GOAL - Print the whole listing exactly.

═══ DATASET ROWS ═══

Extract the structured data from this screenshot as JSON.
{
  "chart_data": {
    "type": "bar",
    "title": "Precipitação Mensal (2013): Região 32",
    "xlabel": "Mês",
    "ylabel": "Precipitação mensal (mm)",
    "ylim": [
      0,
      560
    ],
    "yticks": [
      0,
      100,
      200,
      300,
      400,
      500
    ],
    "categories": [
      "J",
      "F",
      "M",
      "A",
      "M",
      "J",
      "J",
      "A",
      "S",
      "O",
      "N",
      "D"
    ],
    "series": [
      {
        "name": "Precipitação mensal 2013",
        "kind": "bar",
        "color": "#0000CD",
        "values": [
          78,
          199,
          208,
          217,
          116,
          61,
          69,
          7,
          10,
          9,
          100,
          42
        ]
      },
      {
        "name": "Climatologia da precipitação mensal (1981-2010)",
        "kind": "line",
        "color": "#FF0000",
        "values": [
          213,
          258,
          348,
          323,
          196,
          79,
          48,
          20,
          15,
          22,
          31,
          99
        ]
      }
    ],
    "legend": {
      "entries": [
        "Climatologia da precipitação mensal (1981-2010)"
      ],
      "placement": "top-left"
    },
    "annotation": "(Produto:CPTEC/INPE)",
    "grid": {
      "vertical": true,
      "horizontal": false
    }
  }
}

═══

ANSWER IN FULL -
Extract the structured data from this screenshot as JSON.
{
  "chart_data": {
    "type": "bar",
    "title": "Precipitação Mensal (2013): Região 32",
    "xlabel": "Mês",
    "ylabel": "Precipitação mensal (mm)",
    "ylim": [
      0,
      560
    ],
    "yticks": [
      0,
      100,
      200,
      300,
      400,
      500
    ],
    "categories": [
      "J",
      "F",
      "M",
      "A",
      "M",
      "J",
      "J",
      "A",
      "S",
      "O",
      "N",
      "D"
    ],
    "series": [
      {
        "name": "Precipitação mensal 2013",
        "kind": "bar",
        "color": "#0000CD",
        "values": [
          78,
          199,
          208,
          217,
          116,
          61,
          69,
          7,
          10,
          9,
          100,
          42
        ]
      },
      {
        "name": "Climatologia da precipitação mensal (1981-2010)",
        "kind": "line",
        "color": "#FF0000",
        "values": [
          213,
          258,
          348,
          323,
          196,
          79,
          48,
          20,
          15,
          22,
          31,
          99
        ]
      }
    ],
    "legend": {
      "entries": [
        "Climatologia da precipitação mensal (1981-2010)"
      ],
      "placement": "top-left"
    },
    "annotation": "(Produto:CPTEC/INPE)",
    "grid": {
      "vertical": true,
      "horizontal": false
    }
  }
}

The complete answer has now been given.